MATERIAL TO PROCESS:
= = = = =

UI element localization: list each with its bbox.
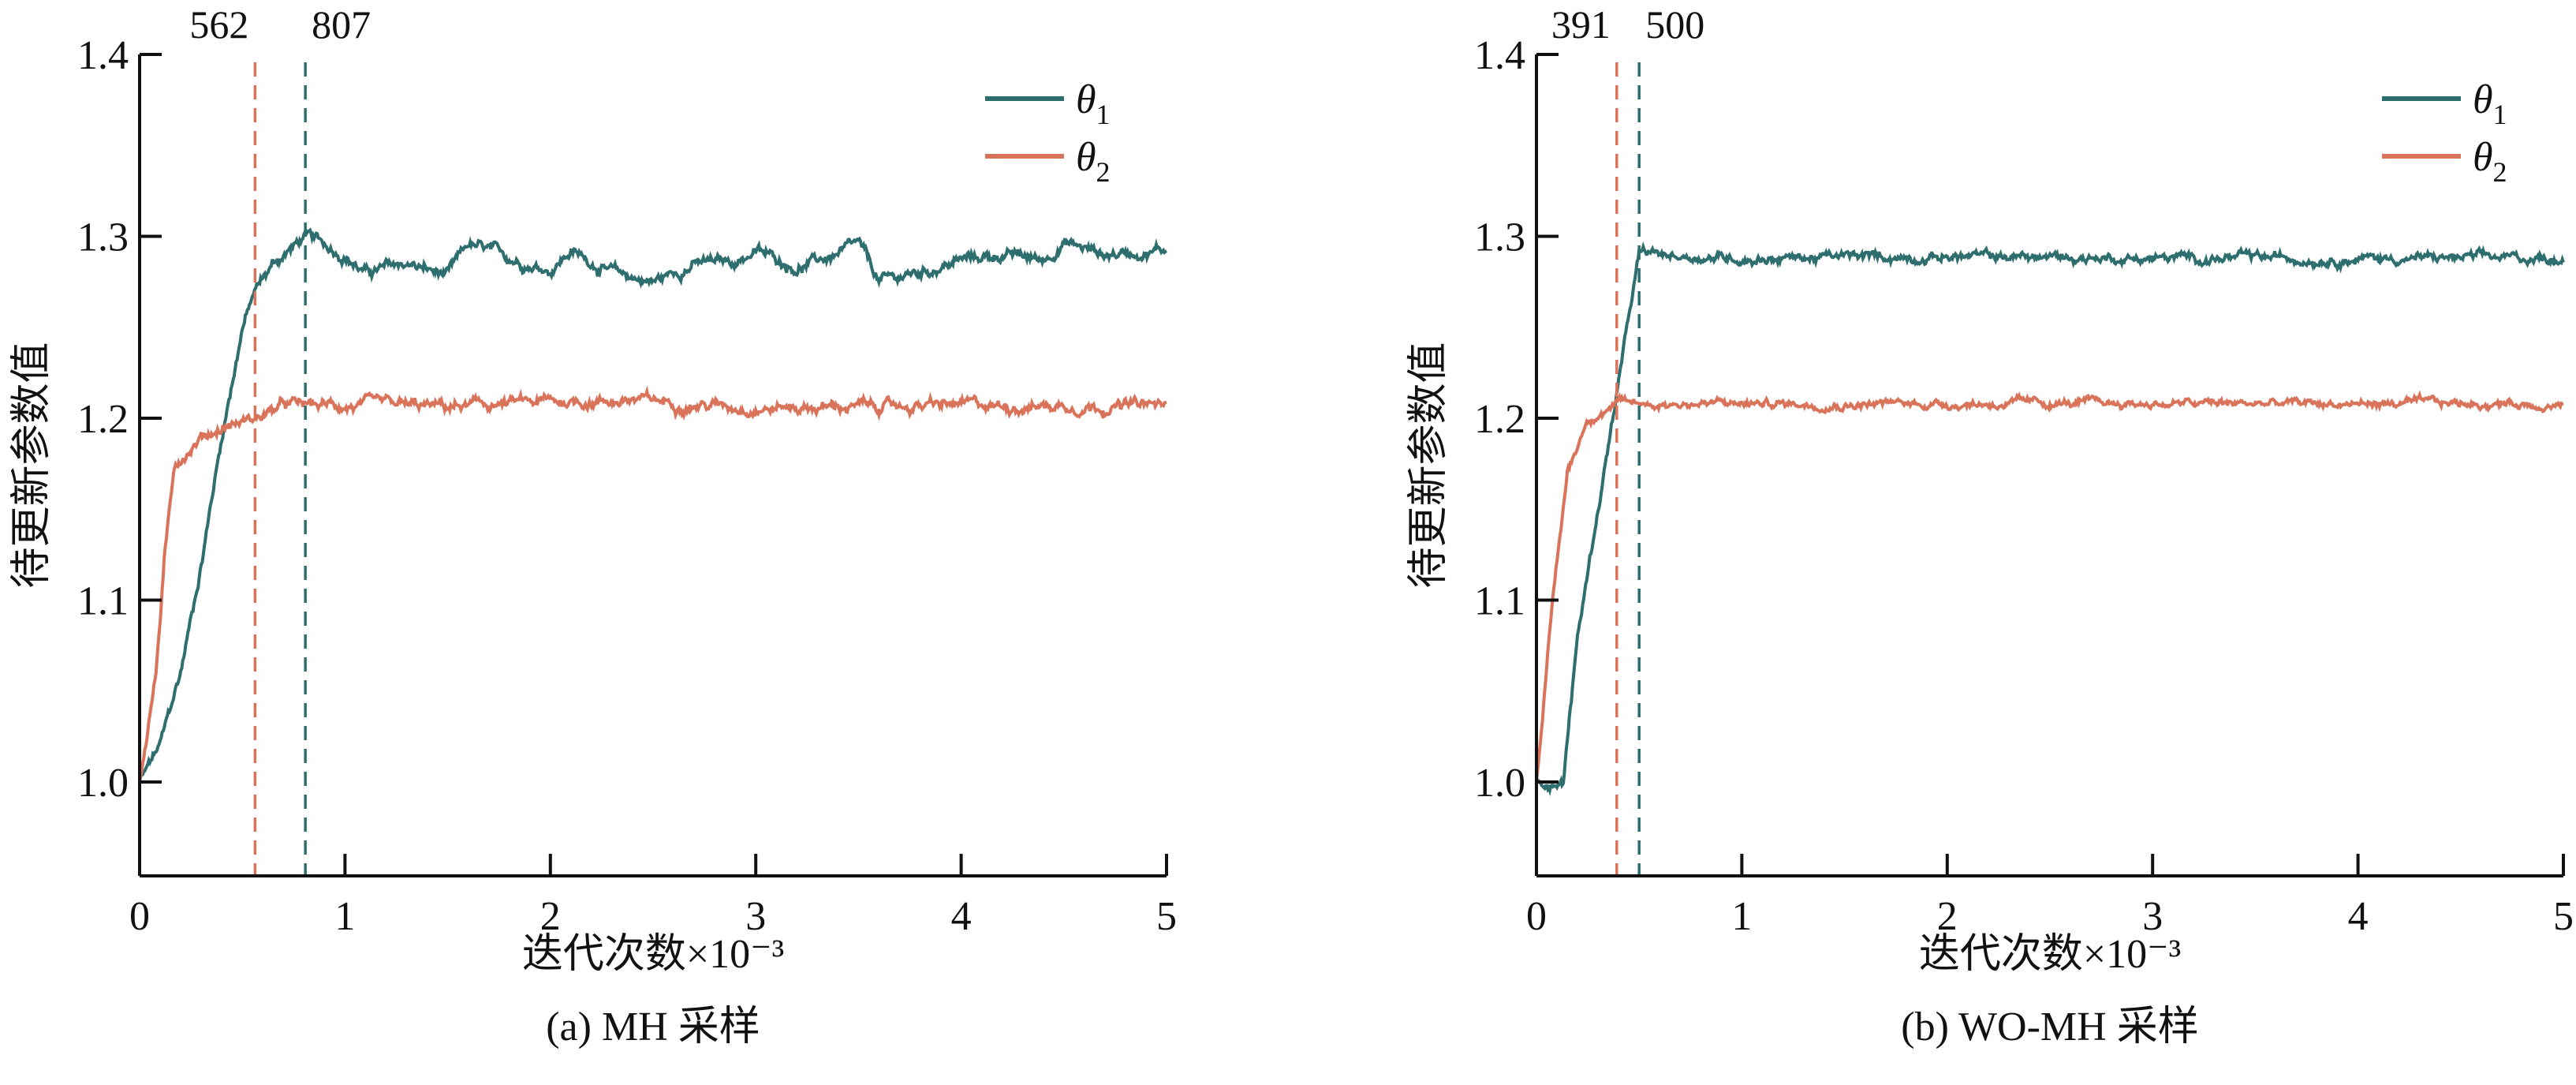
x-tick-label: 4	[951, 894, 972, 939]
figure-caption: (b) WO-MH 采样	[1901, 1005, 2198, 1049]
x-axis-label: 迭代次数×10⁻³	[522, 932, 784, 977]
y-tick-label: 1.1	[1474, 579, 1525, 624]
series-line-theta1	[1535, 241, 2565, 797]
vline-label: 500	[1645, 2, 1704, 47]
series-line-theta1	[138, 226, 1167, 783]
y-tick-label: 1.4	[77, 33, 129, 78]
y-tick-label: 1.1	[77, 579, 129, 624]
legend-label-theta1: θ1	[2473, 77, 2507, 130]
legend-label-theta2: θ2	[2473, 135, 2507, 188]
y-tick-label: 1.0	[1474, 761, 1525, 806]
x-tick-label: 1	[334, 894, 355, 939]
x-tick-label: 5	[1156, 894, 1177, 939]
x-tick-label: 3	[2142, 894, 2163, 939]
vline-label: 562	[189, 2, 248, 47]
x-tick-label: 3	[745, 894, 766, 939]
y-axis-label: 待更新参数值	[1406, 342, 1451, 588]
x-tick-label: 2	[1937, 894, 1958, 939]
legend-label-theta2: θ2	[1076, 135, 1111, 188]
series-line-theta2	[1535, 390, 2564, 783]
y-tick-label: 1.0	[77, 761, 129, 806]
series-line-theta2	[138, 385, 1167, 783]
y-tick-label: 1.3	[77, 215, 129, 260]
y-tick-label: 1.2	[77, 397, 129, 442]
x-tick-label: 0	[129, 894, 150, 939]
x-tick-label: 0	[1526, 894, 1547, 939]
vline-label: 807	[312, 2, 371, 47]
panel-b: 391 500 1.0 1.1 1.2 1.3 1.4 0 1 2 3 4 5 迭代次数×10⁻³ (b) …	[1406, 2, 2574, 1049]
figure-caption: (a) MH 采样	[546, 1005, 760, 1049]
panel-a: 562 807 1.0 1.1 1.2 1.3 1.4 0 1 2 3 4 5 迭代次数×10⁻³ (a) …	[9, 2, 1177, 1049]
x-tick-label: 4	[2348, 894, 2369, 939]
x-axis-label: 迭代次数×10⁻³	[1919, 932, 2181, 977]
x-tick-label: 5	[2553, 894, 2574, 939]
y-tick-label: 1.2	[1474, 397, 1525, 442]
y-tick-label: 1.4	[1474, 33, 1525, 78]
vline-label: 391	[1551, 2, 1611, 47]
x-tick-label: 1	[1731, 894, 1752, 939]
x-tick-label: 2	[540, 894, 561, 939]
y-tick-label: 1.3	[1474, 215, 1525, 260]
y-axis-label: 待更新参数值	[9, 342, 54, 588]
legend-label-theta1: θ1	[1076, 77, 1111, 130]
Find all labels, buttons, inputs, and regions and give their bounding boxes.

= = = = =

REQUIRED TASK:
Could you lay out every line of the records above as a JSON list of strings, one string per line, with blank lines dropped and the pictures left out?

RESULT FOR THIS TASK:
[
  "UI element localization: list each with its bbox.",
  "x-tick-label: 4\t[951, 894, 972, 939]",
  "figure-caption: (b) WO-MH 采样\t[1901, 1005, 2198, 1049]",
  "x-axis-label: 迭代次数×10⁻³\t[522, 932, 784, 977]",
  "y-tick-label: 1.1\t[1474, 579, 1525, 624]",
  "series-line-theta1\t[1535, 241, 2565, 797]",
  "vline-label: 500\t[1645, 2, 1704, 47]",
  "series-line-theta1\t[138, 226, 1167, 783]",
  "y-tick-label: 1.4\t[77, 33, 129, 78]",
  "y-tick-label: 1.1\t[77, 579, 129, 624]",
  "legend-label-theta1: θ1\t[2473, 77, 2507, 130]",
  "legend-label-theta2: θ2\t[2473, 135, 2507, 188]",
  "y-tick-label: 1.0\t[1474, 761, 1525, 806]",
  "x-tick-label: 1\t[334, 894, 355, 939]",
  "x-tick-label: 5\t[1156, 894, 1177, 939]",
  "x-tick-label: 3\t[2142, 894, 2163, 939]",
  "vline-label: 562\t[189, 2, 248, 47]",
  "x-tick-label: 3\t[745, 894, 766, 939]",
  "y-axis-label: 待更新参数值\t[1406, 342, 1451, 588]",
  "x-tick-label: 2\t[1937, 894, 1958, 939]",
  "legend-label-theta2: θ2\t[1076, 135, 1111, 188]",
  "series-line-theta2\t[1535, 390, 2564, 783]",
  "y-tick-label: 1.0\t[77, 761, 129, 806]",
  "series-line-theta2\t[138, 385, 1167, 783]",
  "y-tick-label: 1.3\t[77, 215, 129, 260]",
  "y-tick-label: 1.2\t[77, 397, 129, 442]",
  "x-tick-label: 0\t[129, 894, 150, 939]",
  "x-tick-label: 0\t[1526, 894, 1547, 939]",
  "vline-label: 807\t[312, 2, 371, 47]",
  "panel-b: 391 500 1.0 1.1 1.2 1.3 1.4 0 1 2 3 4 5 迭代次数×10⁻³ (b) …\t[1406, 2, 2574, 1049]",
  "figure-caption: (a) MH 采样\t[546, 1005, 760, 1049]",
  "panel-a: 562 807 1.0 1.1 1.2 1.3 1.4 0 1 2 3 4 5 迭代次数×10⁻³ (a) …\t[9, 2, 1177, 1049]",
  "x-tick-label: 4\t[2348, 894, 2369, 939]",
  "x-axis-label: 迭代次数×10⁻³\t[1919, 932, 2181, 977]",
  "x-tick-label: 5\t[2553, 894, 2574, 939]",
  "y-tick-label: 1.2\t[1474, 397, 1525, 442]",
  "y-tick-label: 1.4\t[1474, 33, 1525, 78]",
  "vline-label: 391\t[1551, 2, 1611, 47]",
  "x-tick-label: 1\t[1731, 894, 1752, 939]",
  "x-tick-label: 2\t[540, 894, 561, 939]",
  "y-tick-label: 1.3\t[1474, 215, 1525, 260]",
  "y-axis-label: 待更新参数值\t[9, 342, 54, 588]",
  "legend-label-theta1: θ1\t[1076, 77, 1111, 130]",
  "Find all labels, buttons, inputs, and regions and give their bounding boxes."
]